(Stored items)
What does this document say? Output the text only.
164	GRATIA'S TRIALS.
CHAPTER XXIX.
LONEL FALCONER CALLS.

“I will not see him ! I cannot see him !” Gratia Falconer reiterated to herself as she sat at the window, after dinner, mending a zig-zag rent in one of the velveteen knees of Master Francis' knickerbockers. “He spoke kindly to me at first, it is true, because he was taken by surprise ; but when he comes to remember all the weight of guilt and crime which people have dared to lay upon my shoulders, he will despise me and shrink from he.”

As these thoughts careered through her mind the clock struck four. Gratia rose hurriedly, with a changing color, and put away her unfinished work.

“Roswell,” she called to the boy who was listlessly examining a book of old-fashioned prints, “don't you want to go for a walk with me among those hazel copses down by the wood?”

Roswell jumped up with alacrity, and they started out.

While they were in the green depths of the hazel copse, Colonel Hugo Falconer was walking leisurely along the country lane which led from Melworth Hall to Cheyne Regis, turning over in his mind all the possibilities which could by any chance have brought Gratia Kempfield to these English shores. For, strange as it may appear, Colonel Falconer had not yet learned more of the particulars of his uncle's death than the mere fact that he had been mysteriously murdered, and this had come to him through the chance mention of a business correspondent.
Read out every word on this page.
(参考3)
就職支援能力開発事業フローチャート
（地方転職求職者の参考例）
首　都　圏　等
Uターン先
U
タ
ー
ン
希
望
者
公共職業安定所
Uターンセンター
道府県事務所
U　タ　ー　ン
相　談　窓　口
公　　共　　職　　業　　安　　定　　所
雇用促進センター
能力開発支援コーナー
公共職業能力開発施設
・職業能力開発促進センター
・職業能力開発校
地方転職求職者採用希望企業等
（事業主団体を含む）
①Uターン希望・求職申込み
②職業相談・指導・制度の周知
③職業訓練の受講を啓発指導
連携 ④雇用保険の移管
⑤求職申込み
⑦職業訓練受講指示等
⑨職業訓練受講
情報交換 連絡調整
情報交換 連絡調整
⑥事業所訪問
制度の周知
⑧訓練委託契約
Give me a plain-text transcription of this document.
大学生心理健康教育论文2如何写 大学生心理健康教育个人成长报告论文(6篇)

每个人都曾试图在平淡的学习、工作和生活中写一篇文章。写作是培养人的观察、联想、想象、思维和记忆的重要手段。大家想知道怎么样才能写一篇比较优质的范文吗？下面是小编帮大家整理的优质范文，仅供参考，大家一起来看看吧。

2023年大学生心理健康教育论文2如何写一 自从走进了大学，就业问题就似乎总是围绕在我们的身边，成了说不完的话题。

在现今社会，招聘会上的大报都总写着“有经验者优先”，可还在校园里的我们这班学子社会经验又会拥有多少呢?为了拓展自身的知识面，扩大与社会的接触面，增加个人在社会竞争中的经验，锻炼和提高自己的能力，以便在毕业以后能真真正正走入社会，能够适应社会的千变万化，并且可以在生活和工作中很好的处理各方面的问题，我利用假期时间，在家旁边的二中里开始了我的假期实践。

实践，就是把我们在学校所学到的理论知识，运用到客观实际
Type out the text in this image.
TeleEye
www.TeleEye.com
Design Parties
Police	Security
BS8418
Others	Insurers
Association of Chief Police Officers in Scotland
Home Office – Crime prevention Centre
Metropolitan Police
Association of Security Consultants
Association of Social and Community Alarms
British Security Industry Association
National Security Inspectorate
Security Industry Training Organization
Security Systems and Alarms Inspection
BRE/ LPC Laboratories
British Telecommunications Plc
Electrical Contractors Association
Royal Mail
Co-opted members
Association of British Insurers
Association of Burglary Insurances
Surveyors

▶ Exercise goal
Copy every record exactly as presented.

▶ Result for this exercise
What does this document say? Output the text only.
164	GRATIA'S TRIALS.
CHAPTER XXIX.
LONEL FALCONER CALLS.

“I will not see him ! I cannot see him !” Gratia Falconer reiterated to herself as she sat at the window, after dinner, mending a zig-zag rent in one of the velveteen knees of Master Francis' knickerbockers. “He spoke kindly to me at first, it is true, because he was taken by surprise ; but when he comes to remember all the weight of guilt and crime which people have dared to lay upon my shoulders, he will despise me and shrink from he.”

As these thoughts careered through her mind the clock struck four. Gratia rose hurriedly, with a changing color, and put away her unfinished work.

“Roswell,” she called to the boy who was listlessly examining a book of old-fashioned prints, “don't you want to go for a walk with me among those hazel copses down by the wood?”

Roswell jumped up with alacrity, and they started out.

While they were in the green depths of the hazel copse, Colonel Hugo Falconer was walking leisurely along the country lane which led from Melworth Hall to Cheyne Regis, turning over in his mind all the possibilities which could by any chance have brought Gratia Kempfield to these English shores. For, strange as it may appear, Colonel Falconer had not yet learned more of the particulars of his uncle's death than the mere fact that he had been mysteriously murdered, and this had come to him through the chance mention of a business correspondent.
Read out every word on this page.
(参考3)
就職支援能力開発事業フローチャート
（地方転職求職者の参考例）
首　都　圏　等
Uターン先
U
タ
ー
ン
希
望
者
公共職業安定所
Uターンセンター
道府県事務所
U　タ　ー　ン
相　談　窓　口
公　　共　　職　　業　　安　　定　　所
雇用促進センター
能力開発支援コーナー
公共職業能力開発施設
・職業能力開発促進センター
・職業能力開発校
地方転職求職者採用希望企業等
（事業主団体を含む）
①Uターン希望・求職申込み
②職業相談・指導・制度の周知
③職業訓練の受講を啓発指導
連携 ④雇用保険の移管
⑤求職申込み
⑦職業訓練受講指示等
⑨職業訓練受講
情報交換 連絡調整
情報交換 連絡調整
⑥事業所訪問
制度の周知
⑧訓練委託契約
Give me a plain-text transcription of this document.
大学生心理健康教育论文2如何写 大学生心理健康教育个人成长报告论文(6篇)

每个人都曾试图在平淡的学习、工作和生活中写一篇文章。写作是培养人的观察、联想、想象、思维和记忆的重要手段。大家想知道怎么样才能写一篇比较优质的范文吗？下面是小编帮大家整理的优质范文，仅供参考，大家一起来看看吧。

2023年大学生心理健康教育论文2如何写一 自从走进了大学，就业问题就似乎总是围绕在我们的身边，成了说不完的话题。

在现今社会，招聘会上的大报都总写着“有经验者优先”，可还在校园里的我们这班学子社会经验又会拥有多少呢?为了拓展自身的知识面，扩大与社会的接触面，增加个人在社会竞争中的经验，锻炼和提高自己的能力，以便在毕业以后能真真正正走入社会，能够适应社会的千变万化，并且可以在生活和工作中很好的处理各方面的问题，我利用假期时间，在家旁边的二中里开始了我的假期实践。

实践，就是把我们在学校所学到的理论知识，运用到客观实际
Type out the text in this image.
TeleEye
www.TeleEye.com
Design Parties
Police	Security
BS8418
Others	Insurers
Association of Chief Police Officers in Scotland
Home Office – Crime prevention Centre
Metropolitan Police
Association of Security Consultants
Association of Social and Community Alarms
British Security Industry Association
National Security Inspectorate
Security Industry Training Organization
Security Systems and Alarms Inspection
BRE/ LPC Laboratories
British Telecommunications Plc
Electrical Contractors Association
Royal Mail
Co-opted members
Association of British Insurers
Association of Burglary Insurances
Surveyors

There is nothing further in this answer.